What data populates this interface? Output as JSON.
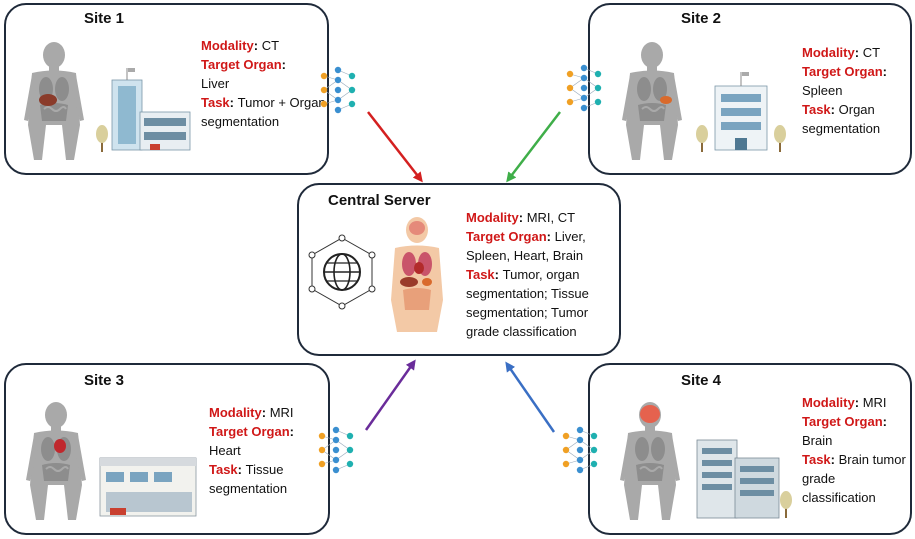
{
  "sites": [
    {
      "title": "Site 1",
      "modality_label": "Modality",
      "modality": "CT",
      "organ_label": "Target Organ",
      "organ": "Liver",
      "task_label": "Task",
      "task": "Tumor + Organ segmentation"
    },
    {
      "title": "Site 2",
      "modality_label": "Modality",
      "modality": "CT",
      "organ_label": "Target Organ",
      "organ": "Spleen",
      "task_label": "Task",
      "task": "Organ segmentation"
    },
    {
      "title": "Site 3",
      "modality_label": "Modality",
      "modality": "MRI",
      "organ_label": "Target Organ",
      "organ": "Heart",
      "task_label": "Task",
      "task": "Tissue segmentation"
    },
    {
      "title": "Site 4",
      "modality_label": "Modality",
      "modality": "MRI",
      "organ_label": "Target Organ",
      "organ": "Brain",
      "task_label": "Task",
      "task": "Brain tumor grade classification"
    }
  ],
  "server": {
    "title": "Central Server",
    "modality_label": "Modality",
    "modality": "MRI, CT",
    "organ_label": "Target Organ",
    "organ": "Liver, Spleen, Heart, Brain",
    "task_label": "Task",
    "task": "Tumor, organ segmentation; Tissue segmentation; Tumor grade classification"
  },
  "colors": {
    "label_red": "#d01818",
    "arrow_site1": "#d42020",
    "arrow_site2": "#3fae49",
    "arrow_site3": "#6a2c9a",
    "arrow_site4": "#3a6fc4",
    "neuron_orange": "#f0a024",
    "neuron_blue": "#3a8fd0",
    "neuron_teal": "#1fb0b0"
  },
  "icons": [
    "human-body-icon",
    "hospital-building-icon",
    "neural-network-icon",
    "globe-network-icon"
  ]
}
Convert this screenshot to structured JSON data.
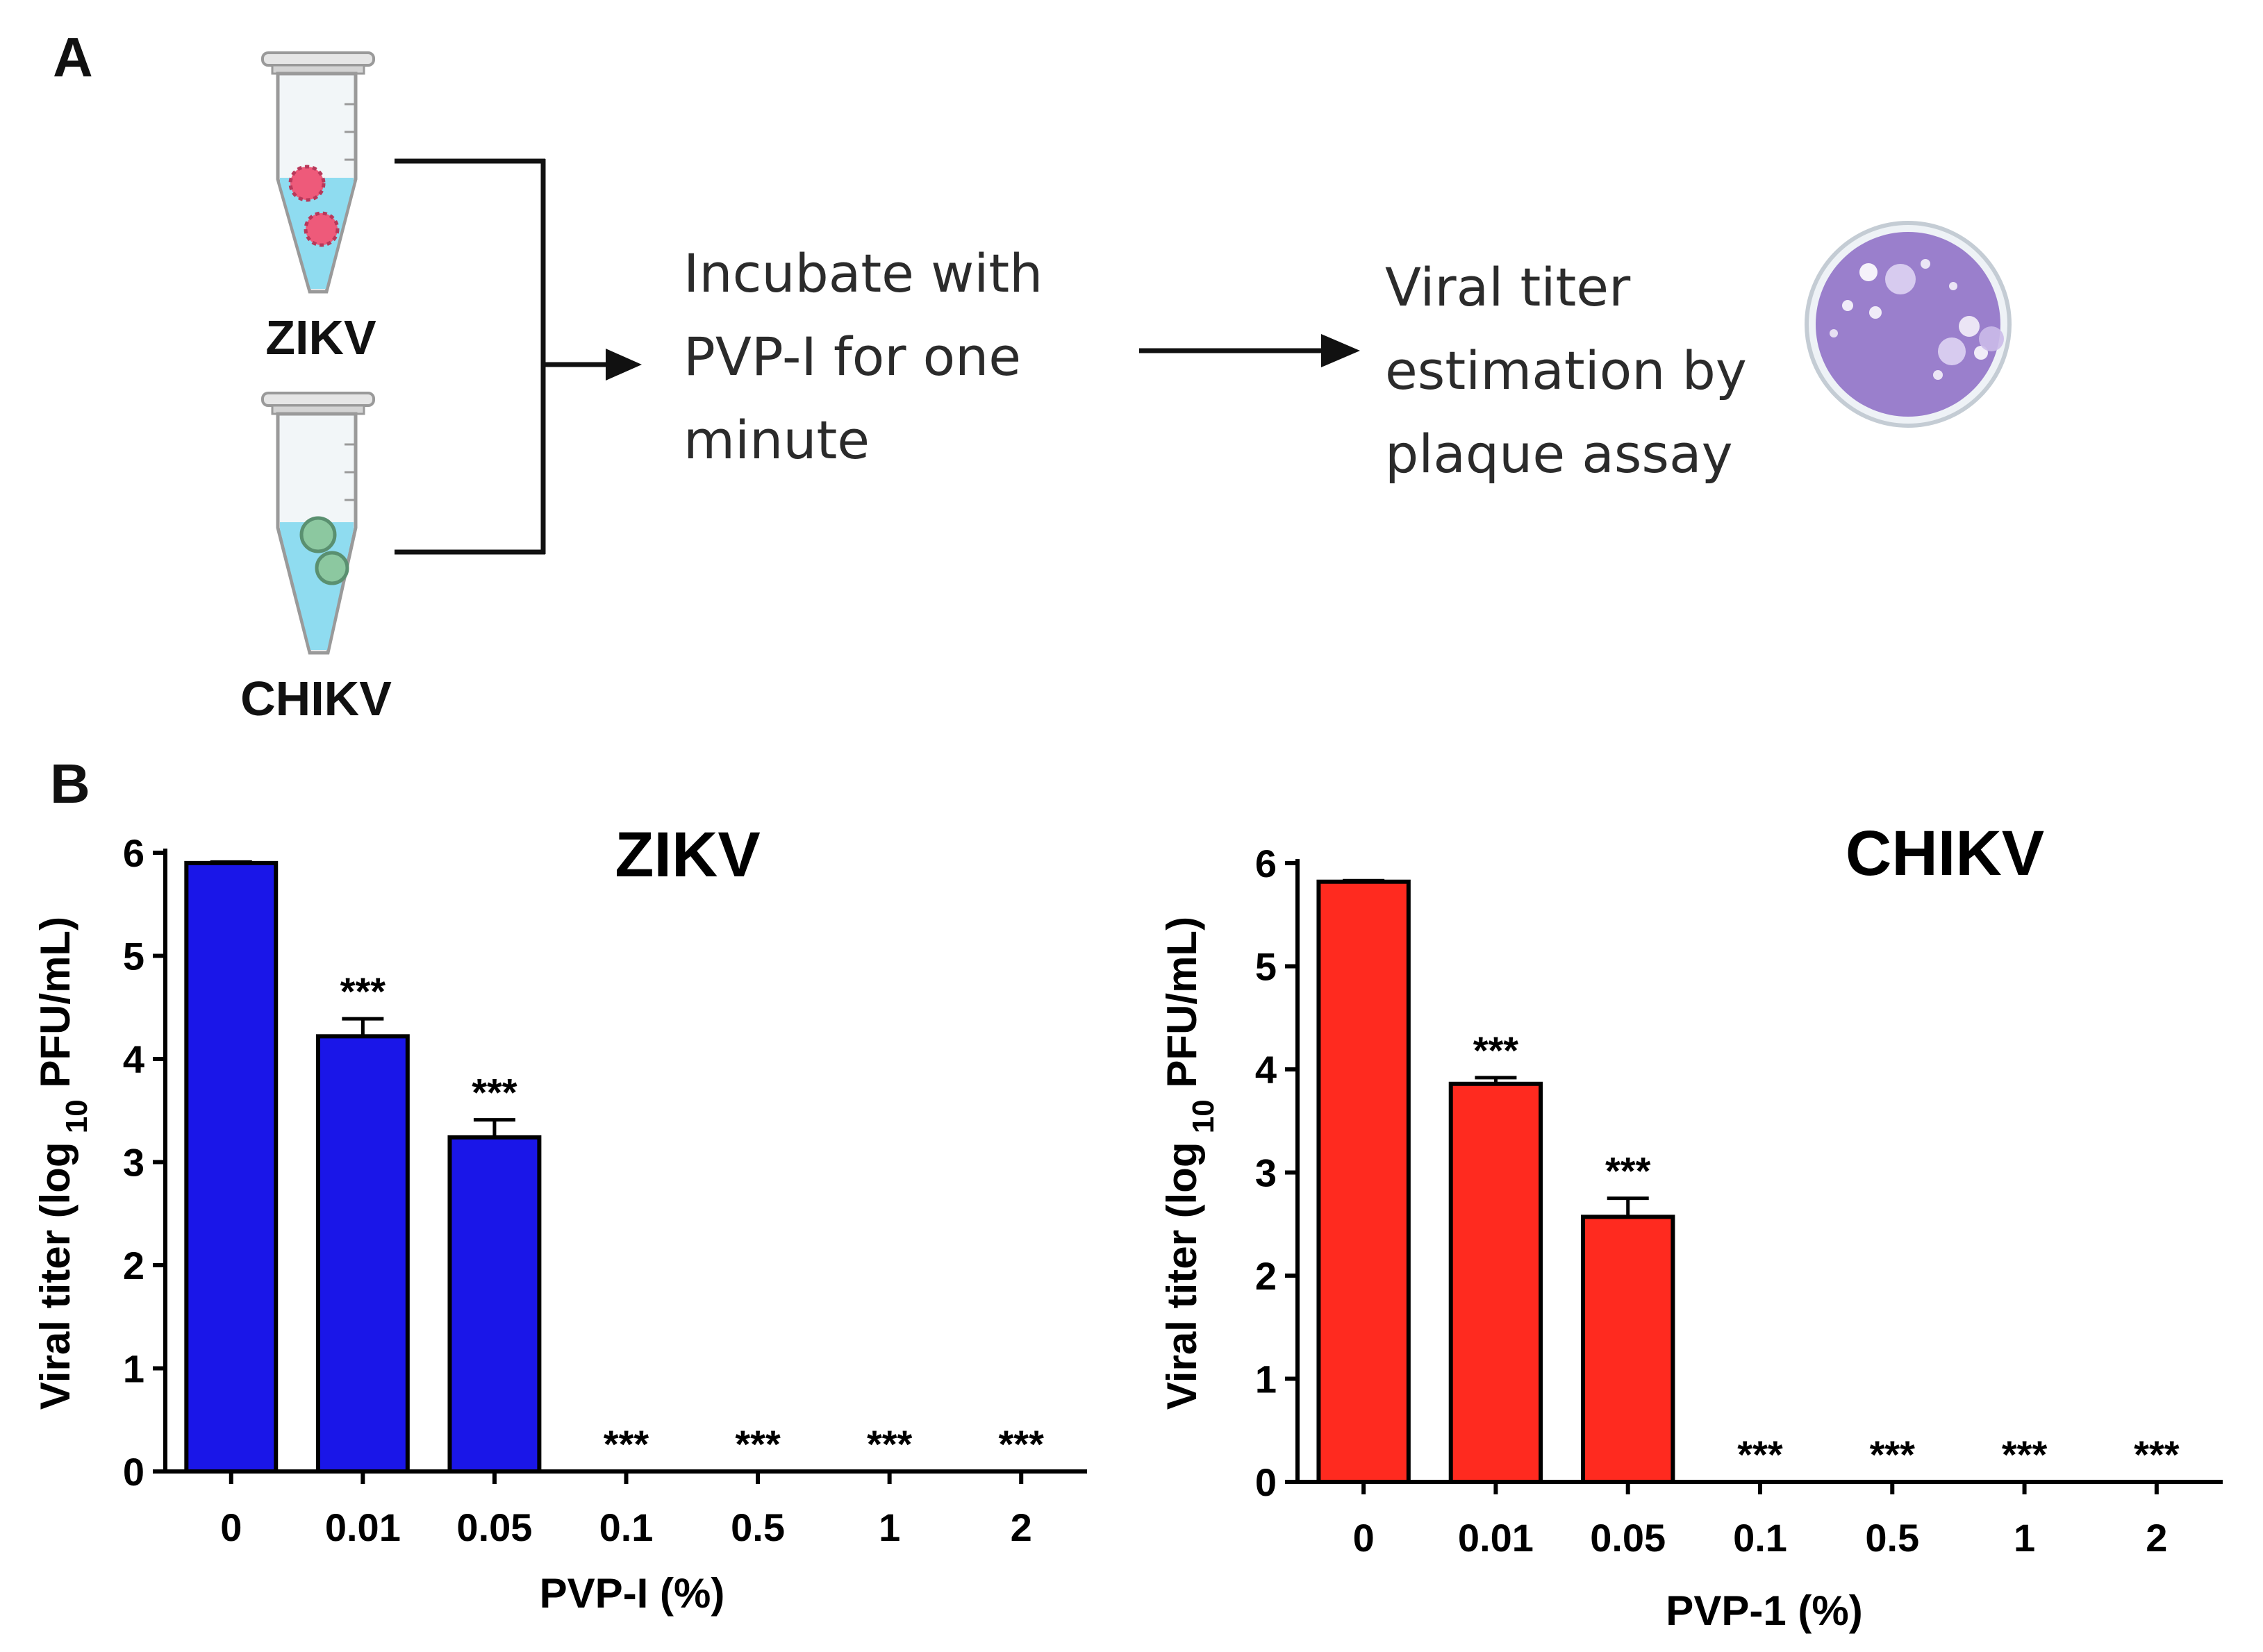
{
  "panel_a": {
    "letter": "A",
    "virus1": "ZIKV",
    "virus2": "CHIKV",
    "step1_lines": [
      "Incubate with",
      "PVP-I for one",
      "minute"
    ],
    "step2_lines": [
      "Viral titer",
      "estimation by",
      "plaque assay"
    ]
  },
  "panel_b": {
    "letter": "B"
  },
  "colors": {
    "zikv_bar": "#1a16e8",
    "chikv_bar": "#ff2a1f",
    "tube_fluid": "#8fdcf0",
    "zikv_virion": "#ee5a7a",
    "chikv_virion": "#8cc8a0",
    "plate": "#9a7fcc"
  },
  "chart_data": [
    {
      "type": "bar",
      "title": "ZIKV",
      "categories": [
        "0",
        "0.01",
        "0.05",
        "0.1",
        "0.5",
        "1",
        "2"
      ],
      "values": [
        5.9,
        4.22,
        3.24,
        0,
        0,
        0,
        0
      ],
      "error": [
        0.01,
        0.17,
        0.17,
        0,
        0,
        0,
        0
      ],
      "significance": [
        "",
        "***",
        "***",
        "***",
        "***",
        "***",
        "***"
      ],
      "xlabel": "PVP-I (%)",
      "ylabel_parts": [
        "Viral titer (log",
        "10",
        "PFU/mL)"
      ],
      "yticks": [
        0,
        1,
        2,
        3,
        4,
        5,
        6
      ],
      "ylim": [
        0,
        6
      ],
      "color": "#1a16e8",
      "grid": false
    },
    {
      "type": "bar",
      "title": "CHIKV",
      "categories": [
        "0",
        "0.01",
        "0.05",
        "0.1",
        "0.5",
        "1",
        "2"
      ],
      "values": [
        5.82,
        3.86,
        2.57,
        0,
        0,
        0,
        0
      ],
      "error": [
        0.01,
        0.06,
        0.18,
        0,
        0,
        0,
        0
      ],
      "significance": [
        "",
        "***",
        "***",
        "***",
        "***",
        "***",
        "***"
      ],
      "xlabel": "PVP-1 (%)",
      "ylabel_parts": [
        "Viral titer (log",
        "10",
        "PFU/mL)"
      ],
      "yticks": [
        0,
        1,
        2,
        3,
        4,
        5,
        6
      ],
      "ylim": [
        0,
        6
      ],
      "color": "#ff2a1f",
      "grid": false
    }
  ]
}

--------------------

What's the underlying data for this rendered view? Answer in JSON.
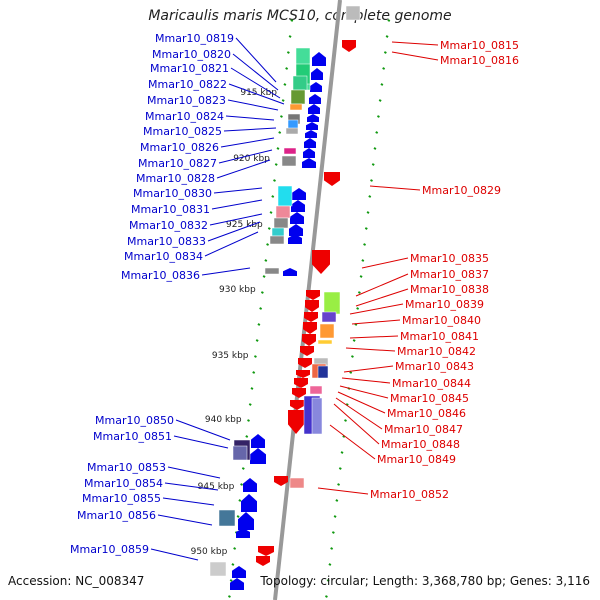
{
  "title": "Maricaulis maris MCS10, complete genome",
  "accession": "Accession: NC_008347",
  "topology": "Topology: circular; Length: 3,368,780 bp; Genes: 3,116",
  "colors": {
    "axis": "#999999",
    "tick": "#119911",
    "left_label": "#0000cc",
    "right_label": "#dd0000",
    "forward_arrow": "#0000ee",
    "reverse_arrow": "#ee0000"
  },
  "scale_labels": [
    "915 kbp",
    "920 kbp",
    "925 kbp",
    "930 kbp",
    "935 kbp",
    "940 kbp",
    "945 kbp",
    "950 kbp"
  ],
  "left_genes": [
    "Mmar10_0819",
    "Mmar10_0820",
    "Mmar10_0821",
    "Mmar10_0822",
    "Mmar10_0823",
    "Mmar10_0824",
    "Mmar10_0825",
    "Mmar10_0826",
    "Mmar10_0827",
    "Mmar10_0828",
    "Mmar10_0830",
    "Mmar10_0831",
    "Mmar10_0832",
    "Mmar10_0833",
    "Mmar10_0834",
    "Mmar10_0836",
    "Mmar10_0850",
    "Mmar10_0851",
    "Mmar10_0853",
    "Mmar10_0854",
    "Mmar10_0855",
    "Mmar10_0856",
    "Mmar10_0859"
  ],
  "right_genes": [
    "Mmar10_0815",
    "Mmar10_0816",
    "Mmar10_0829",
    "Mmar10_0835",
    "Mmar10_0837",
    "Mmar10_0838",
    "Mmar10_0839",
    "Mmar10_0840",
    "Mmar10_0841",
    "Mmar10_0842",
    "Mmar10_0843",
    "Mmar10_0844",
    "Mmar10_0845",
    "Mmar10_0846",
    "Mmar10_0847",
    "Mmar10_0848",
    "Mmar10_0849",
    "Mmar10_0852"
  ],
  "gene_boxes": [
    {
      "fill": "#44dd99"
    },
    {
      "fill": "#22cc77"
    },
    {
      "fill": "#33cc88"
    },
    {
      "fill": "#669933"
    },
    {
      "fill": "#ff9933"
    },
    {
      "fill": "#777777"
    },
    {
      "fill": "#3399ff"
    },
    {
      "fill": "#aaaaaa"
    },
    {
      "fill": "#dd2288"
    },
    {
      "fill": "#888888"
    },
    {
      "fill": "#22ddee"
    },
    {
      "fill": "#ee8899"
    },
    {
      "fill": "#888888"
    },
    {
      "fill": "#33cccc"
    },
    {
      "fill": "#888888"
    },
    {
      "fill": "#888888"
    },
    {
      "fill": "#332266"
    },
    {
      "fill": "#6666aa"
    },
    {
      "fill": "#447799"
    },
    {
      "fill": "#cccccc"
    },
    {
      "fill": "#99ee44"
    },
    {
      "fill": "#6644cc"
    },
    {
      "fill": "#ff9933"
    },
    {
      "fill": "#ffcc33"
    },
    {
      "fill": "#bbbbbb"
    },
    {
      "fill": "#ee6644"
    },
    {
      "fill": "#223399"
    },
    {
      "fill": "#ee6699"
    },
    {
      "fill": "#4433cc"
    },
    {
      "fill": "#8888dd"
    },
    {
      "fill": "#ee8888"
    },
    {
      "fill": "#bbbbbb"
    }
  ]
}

--------------------

- AIM OF THE EXERCISE -
Which lines in the entries above contain "network"? Pull each of them out.

- SOLUTION BELOW -
    "neural-network-icon",
    "globe-network-icon"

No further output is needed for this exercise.